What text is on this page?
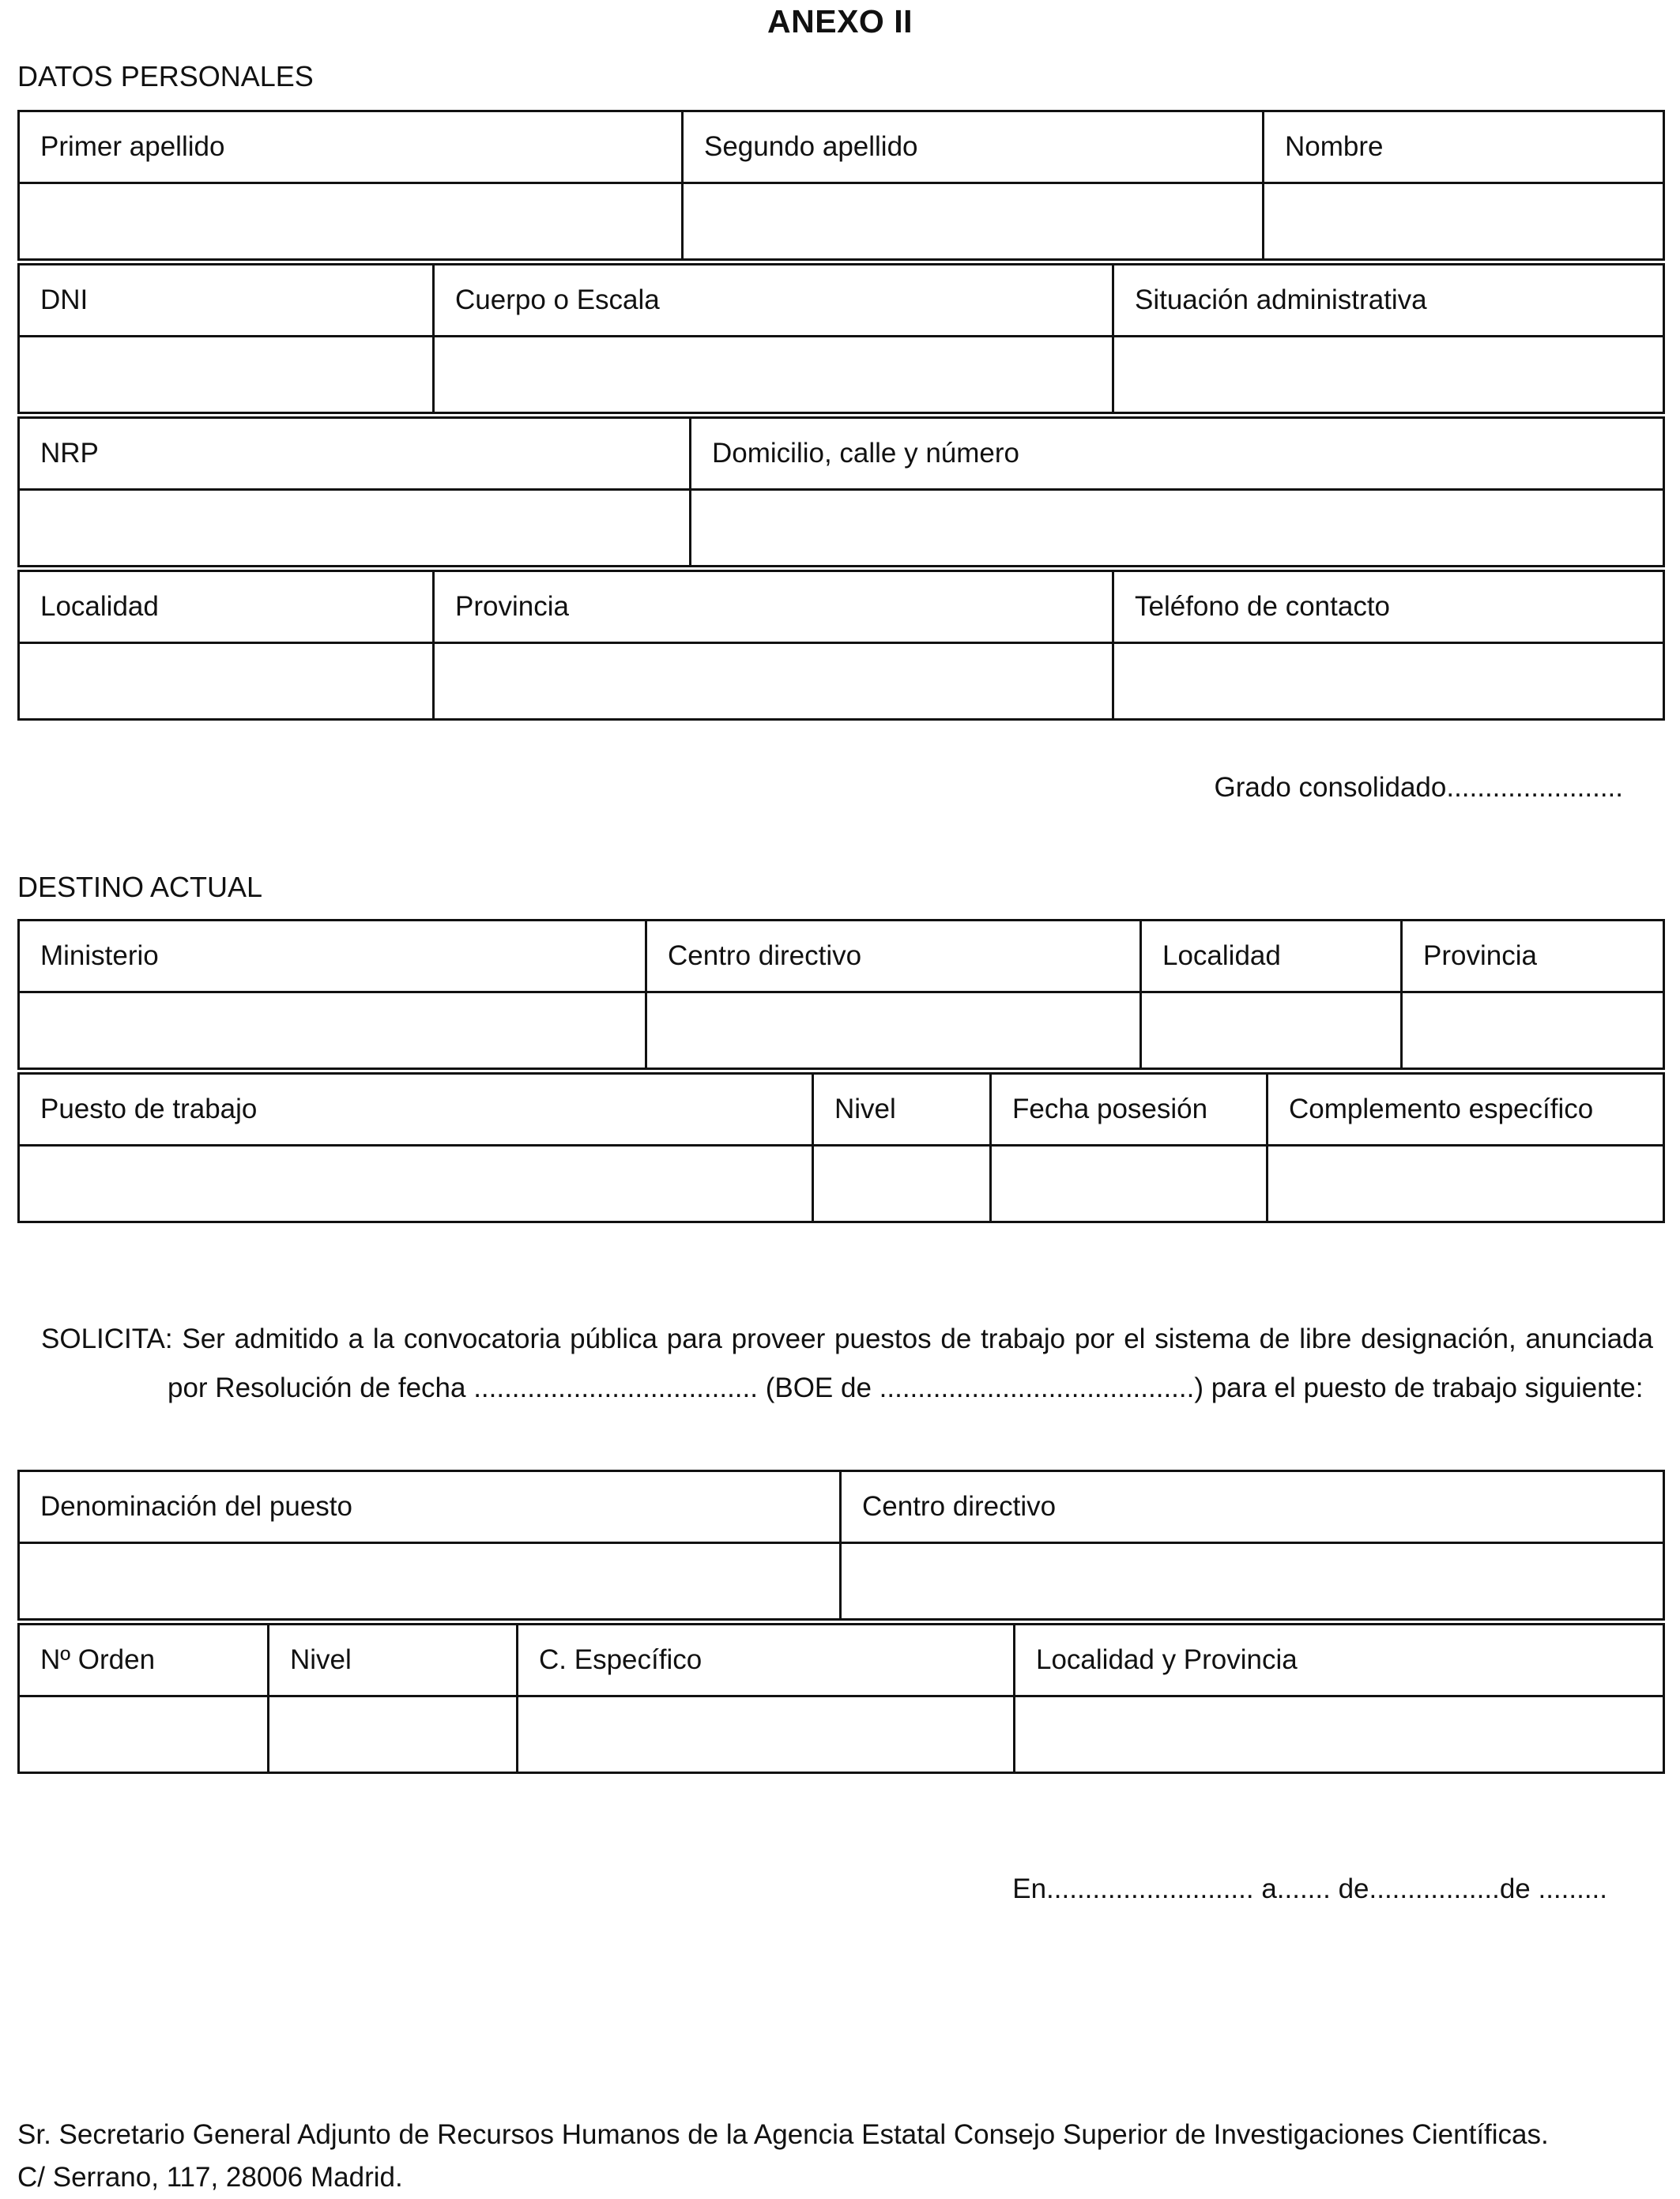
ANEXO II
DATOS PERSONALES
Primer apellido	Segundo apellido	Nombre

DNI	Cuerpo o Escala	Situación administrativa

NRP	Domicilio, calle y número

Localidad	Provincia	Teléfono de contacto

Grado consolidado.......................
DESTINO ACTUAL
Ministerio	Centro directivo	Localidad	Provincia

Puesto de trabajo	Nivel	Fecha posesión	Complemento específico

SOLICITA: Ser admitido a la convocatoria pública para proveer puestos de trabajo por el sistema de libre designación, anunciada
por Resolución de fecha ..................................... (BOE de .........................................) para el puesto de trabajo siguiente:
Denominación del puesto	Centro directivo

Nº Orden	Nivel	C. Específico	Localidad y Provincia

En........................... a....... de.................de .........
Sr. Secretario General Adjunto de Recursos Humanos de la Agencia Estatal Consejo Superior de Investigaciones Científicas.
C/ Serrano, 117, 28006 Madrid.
---
> [Set exercise]: Do not include images; quote all of the entries above exactly.

> [Answer for the task]:
What text is on this page?
ANEXO II
DATOS PERSONALES
Primer apellido	Segundo apellido	Nombre

DNI	Cuerpo o Escala	Situación administrativa

NRP	Domicilio, calle y número

Localidad	Provincia	Teléfono de contacto

Grado consolidado.......................
DESTINO ACTUAL
Ministerio	Centro directivo	Localidad	Provincia

Puesto de trabajo	Nivel	Fecha posesión	Complemento específico

SOLICITA: Ser admitido a la convocatoria pública para proveer puestos de trabajo por el sistema de libre designación, anunciada
por Resolución de fecha ..................................... (BOE de .........................................) para el puesto de trabajo siguiente:
Denominación del puesto	Centro directivo

Nº Orden	Nivel	C. Específico	Localidad y Provincia

En........................... a....... de.................de .........
Sr. Secretario General Adjunto de Recursos Humanos de la Agencia Estatal Consejo Superior de Investigaciones Científicas.
C/ Serrano, 117, 28006 Madrid.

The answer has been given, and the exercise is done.